--- The exercise ---
Please continue the Schedule I guide below on moving from hand-dealing to automated production, picking up right after its last sentence.

Most Schedule I players hit the same wall. You’ve got a handful of customers, you’re hand-dealing in the park, and you’re making $500–$1,500 per session — but you have to be present for every transaction. The empire phase the game promises sounds good, but nobody explains the moment where manual dealing stops making sense and automated production takes over.
That transition is the hardest decision in the game, and missing it keeps most players stuck in a grind loop that never ends.
This guide is built around the math. A fully staffed meth operation with 3 chemists and 4 dealers generates roughly $6,000–$8,500/day in passive income — money flowing in whether you’re playing or not. Hand-dealing the same product earns $500–$1,500 per active session, requires your constant presence, and hits a ceiling once your inventory runs out. The gap isn’t close.
Verified against Schedule I v0.4.5 (2026). Income figures are community-verified estimates — patch updates may change values.
What follows is the exact threshold that signals readiness, the staffing blueprint that makes automation work, the product switching timeline that maximizes margins, how police heat changes when you’re running three properties, and what the endgame goal state actually looks like. See our Schedule I beginner guide if you’re still in the early-game phase.
The Late-Game Empire Checklist
Before the detailed breakdown, here’s the sequence. Run these in order and the transition stays solvent.

--- Data section ---
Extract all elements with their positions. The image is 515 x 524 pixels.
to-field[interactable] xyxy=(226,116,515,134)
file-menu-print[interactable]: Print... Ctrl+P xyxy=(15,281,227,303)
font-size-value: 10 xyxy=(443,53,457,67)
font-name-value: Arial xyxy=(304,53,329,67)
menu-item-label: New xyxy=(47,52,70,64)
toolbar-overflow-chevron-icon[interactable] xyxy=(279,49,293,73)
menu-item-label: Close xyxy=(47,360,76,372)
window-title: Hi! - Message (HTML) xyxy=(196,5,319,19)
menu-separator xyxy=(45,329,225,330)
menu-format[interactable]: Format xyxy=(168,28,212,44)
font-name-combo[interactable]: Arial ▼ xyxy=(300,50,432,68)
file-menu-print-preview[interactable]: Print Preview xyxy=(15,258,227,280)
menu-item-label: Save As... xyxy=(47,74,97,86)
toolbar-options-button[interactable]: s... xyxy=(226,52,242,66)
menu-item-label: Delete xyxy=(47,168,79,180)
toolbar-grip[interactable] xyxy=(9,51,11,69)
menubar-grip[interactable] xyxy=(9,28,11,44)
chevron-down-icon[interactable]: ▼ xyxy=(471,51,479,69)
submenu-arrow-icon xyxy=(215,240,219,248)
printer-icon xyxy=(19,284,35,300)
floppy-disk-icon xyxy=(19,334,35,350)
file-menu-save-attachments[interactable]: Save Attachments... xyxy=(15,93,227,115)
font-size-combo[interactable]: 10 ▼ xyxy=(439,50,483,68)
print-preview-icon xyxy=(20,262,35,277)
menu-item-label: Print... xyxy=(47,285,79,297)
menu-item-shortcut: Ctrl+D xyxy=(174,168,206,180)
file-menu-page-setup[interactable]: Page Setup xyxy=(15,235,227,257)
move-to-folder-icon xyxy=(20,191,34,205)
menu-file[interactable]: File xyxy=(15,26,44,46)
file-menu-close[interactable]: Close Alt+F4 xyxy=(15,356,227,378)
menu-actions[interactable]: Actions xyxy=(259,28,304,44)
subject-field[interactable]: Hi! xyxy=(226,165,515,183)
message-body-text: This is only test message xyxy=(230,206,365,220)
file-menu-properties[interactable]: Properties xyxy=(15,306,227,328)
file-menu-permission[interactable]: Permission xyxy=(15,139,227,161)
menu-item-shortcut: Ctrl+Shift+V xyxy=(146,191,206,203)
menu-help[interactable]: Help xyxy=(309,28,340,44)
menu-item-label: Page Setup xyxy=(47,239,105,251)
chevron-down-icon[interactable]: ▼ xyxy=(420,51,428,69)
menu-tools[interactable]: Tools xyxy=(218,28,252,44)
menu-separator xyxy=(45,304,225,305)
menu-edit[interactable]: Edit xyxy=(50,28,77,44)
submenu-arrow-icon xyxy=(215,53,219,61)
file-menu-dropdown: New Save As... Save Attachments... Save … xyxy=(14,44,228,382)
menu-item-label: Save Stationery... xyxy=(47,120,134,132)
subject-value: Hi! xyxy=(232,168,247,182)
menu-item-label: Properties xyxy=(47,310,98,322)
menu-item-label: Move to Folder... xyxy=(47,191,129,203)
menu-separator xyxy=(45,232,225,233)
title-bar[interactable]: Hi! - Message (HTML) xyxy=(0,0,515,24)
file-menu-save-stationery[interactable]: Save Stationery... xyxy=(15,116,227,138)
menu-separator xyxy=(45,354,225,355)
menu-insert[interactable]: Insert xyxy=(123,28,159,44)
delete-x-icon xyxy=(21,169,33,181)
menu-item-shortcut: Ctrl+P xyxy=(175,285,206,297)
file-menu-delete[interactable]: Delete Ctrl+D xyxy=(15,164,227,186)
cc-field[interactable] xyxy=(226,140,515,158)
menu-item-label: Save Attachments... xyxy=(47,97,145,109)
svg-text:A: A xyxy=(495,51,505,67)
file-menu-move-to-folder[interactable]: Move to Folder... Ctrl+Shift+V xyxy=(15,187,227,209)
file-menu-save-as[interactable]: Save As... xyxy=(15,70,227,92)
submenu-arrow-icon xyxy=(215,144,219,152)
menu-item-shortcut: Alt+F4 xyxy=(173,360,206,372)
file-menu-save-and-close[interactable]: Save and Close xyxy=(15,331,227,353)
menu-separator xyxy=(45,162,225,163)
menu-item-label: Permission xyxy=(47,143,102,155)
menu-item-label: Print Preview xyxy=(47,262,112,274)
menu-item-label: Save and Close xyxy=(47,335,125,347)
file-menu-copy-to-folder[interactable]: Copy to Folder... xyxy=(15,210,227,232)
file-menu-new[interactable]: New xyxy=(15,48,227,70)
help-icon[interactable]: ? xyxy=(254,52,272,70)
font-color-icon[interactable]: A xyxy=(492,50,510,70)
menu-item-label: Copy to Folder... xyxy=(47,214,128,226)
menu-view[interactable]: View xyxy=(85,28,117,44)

--- Output for this exercise ---
- Hit Hoodlum V rank — unlocks employee hiring through Manny at the Warehouse
- Accumulate $40,000+ in liquid cash before committing to the Barn
- Purchase the Barn property (~$25,000) as your main production facility
- Hire 3 chemists ($2,000 each) and assign them to 12 active stations
- Add 2 botanists ($1,500 each) to manage your grow supply chain
- Add 2 handlers ($1,500 each) for ingredient routing and packaging
- Sign 4+ dealers and assign each 10 customers for passive distribution
- Buy all 4 laundering businesses ($28,000 total) before revenue outpaces your cleaning capacity
This is the stable path, not the fastest one. Rushing employees before you have the cash buffer means missing payroll, which stalls your operation entirely.
The 3 Signals That Say You’re Ready to Automate
Most players either automate too early and run out of cash, or wait too long and spend 20+ unnecessary hours hand-dealing. These three signals give you an objective readiness check.
Signal 1: Cash ($40,000 Minimum)
The Barn costs ~$25,000. Three chemists cost $6,000 in hiring fees. Two botanists and two handlers add another $6,000. That’s $37,000 in setup costs before you pay a single day of wages. Add a 5-day wage buffer ($9,000) while production ramps up and your minimum safe threshold is $46,000. Round down to $40,000 if you already have some staff signed and materials stockpiled.
If you’re hitting the cash threshold before the rank threshold, buy the Bungalow (~$6,000) as an intermediate property and run a small operation there until the Barn becomes available.
Signal 2: Rank (Block Boss or Higher)
Block Boss unlocks Wei Long in Suburbia — your fifth dealer, covering a high-spending residential customer base that pays significantly more per transaction than Northtown or Downtown. Running full automation below this rank leaves serious revenue unclaimed from your dealer network.
You also need Hoodlum V to hire employees at all. Manny at the Warehouse only becomes available at this rank — no rank, no staff, no automation. Check our Schedule I rank guide for the fastest XP path to Hoodlum V.
Signal 3: Heat Management (Consistent 2-Star Control)
You’re ready to automate when you can handle a 2-star wanted level without defaulting to bribery every session. Bribery is locked out above 2 stars and gets expensive at scale. If 2-star heat is still a scramble, your operation will generate more ambient heat than you can manage once you’re running three properties and a full dealer network.
The Decision Rule
If you have all three signals — $40K+ in cash, Block Boss rank, 2-star heat under control — stop hand-dealing immediately. Every hour of active dealing from this point forward has a lower yield than what the same setup produces passively overnight.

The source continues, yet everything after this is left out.